**Exercise task**
Return a copy of each line that holds the string "grid".

**Extracted material**

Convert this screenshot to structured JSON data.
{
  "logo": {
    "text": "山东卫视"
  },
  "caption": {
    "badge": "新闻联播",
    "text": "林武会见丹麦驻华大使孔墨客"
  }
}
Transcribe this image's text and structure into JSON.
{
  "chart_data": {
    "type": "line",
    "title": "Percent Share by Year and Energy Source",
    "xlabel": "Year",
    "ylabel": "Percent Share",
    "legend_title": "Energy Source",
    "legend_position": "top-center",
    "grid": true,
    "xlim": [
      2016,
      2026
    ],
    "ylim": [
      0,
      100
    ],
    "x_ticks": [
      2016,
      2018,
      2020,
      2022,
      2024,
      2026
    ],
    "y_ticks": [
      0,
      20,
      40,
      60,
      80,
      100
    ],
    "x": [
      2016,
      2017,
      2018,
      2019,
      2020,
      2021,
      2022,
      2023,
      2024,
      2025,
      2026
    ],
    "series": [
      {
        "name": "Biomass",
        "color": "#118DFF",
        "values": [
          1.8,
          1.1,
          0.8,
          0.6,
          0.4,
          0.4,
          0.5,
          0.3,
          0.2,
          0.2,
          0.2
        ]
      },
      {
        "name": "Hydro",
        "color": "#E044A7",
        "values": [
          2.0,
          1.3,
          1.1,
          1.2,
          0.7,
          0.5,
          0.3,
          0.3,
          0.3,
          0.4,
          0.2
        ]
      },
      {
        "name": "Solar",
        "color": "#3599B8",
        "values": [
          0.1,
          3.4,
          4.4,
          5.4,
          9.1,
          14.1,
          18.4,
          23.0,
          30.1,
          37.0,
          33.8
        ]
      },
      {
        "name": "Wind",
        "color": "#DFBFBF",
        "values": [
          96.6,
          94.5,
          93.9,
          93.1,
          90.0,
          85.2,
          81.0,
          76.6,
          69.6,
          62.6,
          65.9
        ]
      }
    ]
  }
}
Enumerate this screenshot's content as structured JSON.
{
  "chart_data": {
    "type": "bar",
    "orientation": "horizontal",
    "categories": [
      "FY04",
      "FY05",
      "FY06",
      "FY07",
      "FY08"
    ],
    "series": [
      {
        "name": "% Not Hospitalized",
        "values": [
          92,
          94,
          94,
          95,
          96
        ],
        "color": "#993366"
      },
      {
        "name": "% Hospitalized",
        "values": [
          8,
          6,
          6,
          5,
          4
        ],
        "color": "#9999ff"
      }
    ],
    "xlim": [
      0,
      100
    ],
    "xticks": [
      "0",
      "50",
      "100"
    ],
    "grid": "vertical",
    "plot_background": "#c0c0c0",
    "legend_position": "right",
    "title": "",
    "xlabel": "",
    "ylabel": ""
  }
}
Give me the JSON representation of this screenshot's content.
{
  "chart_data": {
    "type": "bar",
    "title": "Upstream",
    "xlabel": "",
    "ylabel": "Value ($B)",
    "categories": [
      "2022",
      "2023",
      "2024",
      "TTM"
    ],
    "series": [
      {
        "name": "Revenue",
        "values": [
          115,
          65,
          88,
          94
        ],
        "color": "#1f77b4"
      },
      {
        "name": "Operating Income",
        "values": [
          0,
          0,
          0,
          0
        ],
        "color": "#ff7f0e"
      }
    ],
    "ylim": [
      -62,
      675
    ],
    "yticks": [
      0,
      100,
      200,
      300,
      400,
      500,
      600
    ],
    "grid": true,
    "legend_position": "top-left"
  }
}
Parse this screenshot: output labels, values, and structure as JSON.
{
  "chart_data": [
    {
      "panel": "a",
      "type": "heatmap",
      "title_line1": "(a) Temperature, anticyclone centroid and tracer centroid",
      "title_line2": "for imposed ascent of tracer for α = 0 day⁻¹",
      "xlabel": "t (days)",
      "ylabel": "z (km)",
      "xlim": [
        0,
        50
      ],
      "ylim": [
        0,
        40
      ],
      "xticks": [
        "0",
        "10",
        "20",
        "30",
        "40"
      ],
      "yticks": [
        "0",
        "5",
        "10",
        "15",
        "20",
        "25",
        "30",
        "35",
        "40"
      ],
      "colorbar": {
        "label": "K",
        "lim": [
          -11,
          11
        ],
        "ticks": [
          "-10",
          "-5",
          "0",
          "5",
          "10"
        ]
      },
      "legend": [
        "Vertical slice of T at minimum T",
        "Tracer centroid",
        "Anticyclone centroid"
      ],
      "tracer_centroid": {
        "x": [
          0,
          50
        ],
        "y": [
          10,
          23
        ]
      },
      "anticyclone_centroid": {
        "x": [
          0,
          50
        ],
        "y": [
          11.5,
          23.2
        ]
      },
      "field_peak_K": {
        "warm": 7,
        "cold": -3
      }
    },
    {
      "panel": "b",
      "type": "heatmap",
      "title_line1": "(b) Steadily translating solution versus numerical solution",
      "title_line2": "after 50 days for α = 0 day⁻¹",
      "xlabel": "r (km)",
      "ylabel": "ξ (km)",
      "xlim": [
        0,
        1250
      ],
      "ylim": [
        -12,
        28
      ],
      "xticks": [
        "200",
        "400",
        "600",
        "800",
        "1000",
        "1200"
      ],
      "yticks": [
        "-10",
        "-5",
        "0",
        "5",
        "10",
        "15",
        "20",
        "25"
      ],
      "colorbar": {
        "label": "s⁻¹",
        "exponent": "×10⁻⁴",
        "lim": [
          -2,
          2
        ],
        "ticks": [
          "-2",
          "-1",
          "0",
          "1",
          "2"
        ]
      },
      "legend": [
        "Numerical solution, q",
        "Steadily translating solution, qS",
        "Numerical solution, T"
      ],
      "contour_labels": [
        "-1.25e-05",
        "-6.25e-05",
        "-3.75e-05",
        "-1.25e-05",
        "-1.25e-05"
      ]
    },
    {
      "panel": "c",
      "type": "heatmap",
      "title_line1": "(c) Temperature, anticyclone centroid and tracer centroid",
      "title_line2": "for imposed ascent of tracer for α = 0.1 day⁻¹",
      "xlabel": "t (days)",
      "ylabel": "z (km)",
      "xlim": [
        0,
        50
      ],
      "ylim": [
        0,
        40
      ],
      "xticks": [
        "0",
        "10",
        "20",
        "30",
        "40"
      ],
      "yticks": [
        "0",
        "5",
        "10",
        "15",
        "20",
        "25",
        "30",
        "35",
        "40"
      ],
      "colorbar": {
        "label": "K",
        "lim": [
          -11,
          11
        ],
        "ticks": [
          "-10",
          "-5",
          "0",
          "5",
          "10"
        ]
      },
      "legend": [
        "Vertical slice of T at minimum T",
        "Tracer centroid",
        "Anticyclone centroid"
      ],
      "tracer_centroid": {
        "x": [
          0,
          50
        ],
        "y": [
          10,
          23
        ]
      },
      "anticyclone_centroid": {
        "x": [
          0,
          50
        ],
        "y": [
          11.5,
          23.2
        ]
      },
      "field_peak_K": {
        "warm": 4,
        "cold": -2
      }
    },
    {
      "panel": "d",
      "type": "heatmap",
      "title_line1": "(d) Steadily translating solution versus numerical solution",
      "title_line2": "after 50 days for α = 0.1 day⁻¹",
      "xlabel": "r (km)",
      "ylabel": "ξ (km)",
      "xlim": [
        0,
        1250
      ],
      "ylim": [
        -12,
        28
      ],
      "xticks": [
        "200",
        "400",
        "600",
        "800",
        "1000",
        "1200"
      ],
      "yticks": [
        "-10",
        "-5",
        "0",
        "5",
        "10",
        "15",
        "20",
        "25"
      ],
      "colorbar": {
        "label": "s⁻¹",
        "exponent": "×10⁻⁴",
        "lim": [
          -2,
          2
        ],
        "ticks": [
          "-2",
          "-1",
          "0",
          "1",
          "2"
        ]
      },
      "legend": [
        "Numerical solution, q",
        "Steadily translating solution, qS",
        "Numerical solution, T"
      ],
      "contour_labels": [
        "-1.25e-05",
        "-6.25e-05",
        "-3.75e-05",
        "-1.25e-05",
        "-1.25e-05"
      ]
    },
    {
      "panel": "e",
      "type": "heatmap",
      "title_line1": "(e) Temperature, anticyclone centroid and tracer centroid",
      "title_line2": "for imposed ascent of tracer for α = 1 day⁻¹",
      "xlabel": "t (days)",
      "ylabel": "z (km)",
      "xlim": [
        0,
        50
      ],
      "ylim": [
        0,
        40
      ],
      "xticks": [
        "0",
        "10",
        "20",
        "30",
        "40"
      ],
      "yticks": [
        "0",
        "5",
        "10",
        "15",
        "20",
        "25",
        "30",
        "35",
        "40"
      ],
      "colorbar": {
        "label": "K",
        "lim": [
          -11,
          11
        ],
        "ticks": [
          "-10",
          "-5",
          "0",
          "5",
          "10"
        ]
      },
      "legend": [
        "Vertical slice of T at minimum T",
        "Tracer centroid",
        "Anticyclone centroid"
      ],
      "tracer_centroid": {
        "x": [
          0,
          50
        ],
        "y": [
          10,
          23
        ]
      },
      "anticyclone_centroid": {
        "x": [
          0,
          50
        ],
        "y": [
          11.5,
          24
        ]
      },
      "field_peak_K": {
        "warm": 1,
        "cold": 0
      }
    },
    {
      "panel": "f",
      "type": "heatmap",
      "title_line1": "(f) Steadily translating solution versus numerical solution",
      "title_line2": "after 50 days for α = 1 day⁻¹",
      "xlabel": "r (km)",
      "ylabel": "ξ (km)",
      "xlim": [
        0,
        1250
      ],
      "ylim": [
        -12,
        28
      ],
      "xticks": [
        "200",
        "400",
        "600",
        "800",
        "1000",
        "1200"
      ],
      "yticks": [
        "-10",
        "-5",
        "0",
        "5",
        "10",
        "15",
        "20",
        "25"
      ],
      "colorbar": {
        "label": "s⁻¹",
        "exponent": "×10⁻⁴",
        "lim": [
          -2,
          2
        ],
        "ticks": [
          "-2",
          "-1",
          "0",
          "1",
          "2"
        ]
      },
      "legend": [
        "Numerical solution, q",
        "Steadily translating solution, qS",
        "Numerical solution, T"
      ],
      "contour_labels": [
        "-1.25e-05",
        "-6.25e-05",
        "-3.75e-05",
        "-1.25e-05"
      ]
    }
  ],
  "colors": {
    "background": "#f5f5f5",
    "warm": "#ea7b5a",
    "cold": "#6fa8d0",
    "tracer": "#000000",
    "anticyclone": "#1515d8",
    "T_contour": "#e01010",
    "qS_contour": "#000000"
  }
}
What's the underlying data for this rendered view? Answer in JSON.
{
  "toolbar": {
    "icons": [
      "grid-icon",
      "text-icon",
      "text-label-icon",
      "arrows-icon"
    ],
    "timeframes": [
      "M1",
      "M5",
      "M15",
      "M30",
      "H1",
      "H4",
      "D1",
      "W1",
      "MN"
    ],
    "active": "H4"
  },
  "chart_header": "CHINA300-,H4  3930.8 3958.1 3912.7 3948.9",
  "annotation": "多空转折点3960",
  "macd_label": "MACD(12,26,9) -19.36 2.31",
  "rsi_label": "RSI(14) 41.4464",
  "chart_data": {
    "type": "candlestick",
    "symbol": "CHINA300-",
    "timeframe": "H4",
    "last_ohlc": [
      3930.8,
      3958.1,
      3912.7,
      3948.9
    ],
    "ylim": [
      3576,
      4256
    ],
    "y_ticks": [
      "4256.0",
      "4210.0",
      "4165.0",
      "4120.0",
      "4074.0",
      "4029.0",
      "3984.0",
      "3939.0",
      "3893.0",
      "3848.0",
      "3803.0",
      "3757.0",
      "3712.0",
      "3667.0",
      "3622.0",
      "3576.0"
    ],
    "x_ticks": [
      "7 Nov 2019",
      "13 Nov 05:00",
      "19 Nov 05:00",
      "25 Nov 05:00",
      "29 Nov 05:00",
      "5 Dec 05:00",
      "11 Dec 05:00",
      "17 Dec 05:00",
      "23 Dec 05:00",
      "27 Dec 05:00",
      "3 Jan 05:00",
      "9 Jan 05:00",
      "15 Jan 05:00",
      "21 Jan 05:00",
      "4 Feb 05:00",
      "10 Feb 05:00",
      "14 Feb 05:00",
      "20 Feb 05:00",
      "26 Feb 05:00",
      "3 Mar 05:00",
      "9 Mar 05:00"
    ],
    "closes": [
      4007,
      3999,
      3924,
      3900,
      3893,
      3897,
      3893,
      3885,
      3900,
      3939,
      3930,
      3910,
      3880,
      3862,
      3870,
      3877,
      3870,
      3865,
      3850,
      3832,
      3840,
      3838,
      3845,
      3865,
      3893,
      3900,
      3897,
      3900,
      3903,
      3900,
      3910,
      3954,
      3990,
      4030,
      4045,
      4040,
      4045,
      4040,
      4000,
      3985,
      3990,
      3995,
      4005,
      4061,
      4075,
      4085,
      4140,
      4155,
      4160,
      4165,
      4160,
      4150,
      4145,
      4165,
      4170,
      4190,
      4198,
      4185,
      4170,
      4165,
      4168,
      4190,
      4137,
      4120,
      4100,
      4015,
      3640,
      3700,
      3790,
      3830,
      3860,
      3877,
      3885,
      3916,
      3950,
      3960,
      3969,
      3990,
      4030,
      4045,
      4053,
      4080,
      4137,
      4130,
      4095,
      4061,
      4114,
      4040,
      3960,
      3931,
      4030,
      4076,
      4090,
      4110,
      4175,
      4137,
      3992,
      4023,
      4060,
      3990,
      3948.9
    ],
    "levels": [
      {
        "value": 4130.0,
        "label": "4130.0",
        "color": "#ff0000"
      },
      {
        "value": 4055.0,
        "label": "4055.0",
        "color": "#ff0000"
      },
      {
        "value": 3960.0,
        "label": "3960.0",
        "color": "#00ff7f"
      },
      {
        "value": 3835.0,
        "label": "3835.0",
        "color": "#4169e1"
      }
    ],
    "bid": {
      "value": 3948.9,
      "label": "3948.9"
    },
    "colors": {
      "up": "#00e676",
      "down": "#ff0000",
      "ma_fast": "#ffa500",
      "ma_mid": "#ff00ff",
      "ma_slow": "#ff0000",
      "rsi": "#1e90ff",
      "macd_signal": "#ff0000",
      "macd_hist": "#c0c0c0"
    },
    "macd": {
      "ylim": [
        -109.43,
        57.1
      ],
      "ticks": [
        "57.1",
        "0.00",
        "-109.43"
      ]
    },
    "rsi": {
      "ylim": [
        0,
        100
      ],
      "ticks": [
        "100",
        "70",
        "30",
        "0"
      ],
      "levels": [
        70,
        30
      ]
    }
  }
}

**Task response**
    "grid": true,
    "grid": "vertical",
    "grid": true,
      "grid-icon",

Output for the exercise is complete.